What the task asks: For the data below, work out how many lines contain the word "neighbors" and supply only that number.
────
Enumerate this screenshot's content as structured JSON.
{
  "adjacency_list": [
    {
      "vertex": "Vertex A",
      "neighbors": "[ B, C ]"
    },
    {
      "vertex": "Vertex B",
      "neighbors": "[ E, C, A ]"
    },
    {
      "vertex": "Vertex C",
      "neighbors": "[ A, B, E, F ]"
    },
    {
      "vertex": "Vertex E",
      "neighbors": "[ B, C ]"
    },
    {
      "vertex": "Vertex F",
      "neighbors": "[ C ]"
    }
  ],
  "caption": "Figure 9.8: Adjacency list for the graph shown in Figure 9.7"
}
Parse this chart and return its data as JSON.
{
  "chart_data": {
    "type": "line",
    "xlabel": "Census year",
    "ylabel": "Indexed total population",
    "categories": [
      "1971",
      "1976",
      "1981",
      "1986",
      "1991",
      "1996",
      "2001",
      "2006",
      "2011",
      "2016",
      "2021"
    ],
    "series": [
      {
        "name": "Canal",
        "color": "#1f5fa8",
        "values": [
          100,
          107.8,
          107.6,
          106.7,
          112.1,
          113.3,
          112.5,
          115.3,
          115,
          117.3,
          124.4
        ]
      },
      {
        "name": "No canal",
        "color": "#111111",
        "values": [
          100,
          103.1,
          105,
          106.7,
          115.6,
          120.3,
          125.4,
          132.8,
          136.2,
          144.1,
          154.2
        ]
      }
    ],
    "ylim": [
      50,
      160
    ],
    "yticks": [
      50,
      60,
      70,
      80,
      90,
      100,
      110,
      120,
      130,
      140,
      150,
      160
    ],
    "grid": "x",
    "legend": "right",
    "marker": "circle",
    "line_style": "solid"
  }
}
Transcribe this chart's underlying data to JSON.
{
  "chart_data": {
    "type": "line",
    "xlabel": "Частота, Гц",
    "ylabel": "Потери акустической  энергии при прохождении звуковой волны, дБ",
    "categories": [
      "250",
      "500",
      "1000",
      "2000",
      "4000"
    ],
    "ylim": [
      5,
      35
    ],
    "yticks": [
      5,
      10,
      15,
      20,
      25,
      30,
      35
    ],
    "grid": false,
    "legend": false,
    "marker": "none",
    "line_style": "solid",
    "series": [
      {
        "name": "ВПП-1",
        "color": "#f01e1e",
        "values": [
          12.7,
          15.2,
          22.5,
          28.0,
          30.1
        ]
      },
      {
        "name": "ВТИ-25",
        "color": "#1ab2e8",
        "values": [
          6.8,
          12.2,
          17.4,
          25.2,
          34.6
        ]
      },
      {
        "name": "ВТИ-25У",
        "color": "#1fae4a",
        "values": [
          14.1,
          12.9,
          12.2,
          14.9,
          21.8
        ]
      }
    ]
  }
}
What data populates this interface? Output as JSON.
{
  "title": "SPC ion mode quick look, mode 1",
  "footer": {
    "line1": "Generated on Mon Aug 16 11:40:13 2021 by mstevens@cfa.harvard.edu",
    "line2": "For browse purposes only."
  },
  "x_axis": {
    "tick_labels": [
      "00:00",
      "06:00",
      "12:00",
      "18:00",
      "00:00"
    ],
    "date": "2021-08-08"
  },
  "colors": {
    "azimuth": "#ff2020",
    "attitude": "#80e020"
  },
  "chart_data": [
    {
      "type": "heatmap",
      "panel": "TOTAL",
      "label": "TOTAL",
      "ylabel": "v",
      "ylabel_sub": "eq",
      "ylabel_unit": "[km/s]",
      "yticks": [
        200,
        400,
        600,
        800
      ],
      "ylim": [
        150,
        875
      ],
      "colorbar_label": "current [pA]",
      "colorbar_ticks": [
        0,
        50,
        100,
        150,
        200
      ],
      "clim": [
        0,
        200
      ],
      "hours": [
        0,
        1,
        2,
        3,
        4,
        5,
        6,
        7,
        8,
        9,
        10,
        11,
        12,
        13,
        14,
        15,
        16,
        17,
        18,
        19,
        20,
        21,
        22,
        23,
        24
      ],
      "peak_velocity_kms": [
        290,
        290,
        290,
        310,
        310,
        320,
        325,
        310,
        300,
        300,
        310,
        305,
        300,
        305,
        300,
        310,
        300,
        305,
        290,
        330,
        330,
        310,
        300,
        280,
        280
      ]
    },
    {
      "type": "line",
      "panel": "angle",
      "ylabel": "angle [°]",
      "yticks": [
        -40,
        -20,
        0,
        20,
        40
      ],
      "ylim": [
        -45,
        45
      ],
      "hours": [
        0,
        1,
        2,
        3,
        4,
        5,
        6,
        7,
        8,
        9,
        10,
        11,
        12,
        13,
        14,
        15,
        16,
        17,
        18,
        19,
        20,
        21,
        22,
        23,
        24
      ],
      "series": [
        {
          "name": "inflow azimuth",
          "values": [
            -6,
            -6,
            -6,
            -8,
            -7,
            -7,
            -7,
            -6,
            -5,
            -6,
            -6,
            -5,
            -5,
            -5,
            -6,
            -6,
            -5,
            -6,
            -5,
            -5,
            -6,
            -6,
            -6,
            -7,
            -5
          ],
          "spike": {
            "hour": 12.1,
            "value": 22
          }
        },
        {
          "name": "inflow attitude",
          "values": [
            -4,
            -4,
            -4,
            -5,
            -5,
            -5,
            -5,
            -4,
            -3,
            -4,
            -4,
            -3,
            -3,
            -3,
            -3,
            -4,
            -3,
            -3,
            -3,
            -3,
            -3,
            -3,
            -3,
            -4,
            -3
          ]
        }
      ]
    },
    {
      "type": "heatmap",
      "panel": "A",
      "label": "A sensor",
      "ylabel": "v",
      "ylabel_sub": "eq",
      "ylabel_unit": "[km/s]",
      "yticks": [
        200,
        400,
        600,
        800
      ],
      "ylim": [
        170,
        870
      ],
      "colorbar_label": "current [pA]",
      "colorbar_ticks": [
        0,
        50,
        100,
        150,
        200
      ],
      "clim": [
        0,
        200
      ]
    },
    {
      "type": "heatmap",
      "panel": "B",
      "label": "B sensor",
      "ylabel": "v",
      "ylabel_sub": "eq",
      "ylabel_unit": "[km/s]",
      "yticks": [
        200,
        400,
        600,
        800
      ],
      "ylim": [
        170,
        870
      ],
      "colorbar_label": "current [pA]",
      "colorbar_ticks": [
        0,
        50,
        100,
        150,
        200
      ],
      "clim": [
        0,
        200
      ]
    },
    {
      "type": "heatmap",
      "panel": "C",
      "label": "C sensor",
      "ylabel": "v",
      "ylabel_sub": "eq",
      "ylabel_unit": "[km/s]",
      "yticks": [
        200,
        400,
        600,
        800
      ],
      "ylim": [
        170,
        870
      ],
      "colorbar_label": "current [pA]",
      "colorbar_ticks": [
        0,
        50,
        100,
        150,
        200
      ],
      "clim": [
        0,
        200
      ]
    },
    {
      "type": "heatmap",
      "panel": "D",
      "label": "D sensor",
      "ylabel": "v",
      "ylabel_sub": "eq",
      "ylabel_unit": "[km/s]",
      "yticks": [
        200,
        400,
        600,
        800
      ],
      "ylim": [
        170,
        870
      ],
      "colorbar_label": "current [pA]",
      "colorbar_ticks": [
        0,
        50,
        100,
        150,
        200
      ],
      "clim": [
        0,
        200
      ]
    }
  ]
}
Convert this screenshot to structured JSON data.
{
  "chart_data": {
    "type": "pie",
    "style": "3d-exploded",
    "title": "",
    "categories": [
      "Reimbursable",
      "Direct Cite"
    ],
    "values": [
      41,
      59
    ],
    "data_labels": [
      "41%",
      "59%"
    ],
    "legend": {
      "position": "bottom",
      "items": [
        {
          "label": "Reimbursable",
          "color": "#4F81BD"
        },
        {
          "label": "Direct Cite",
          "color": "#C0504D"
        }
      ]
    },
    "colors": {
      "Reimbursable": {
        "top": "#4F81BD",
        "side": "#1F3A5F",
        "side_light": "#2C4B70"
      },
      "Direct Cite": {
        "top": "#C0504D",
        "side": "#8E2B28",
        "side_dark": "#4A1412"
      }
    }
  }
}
────
Result: 5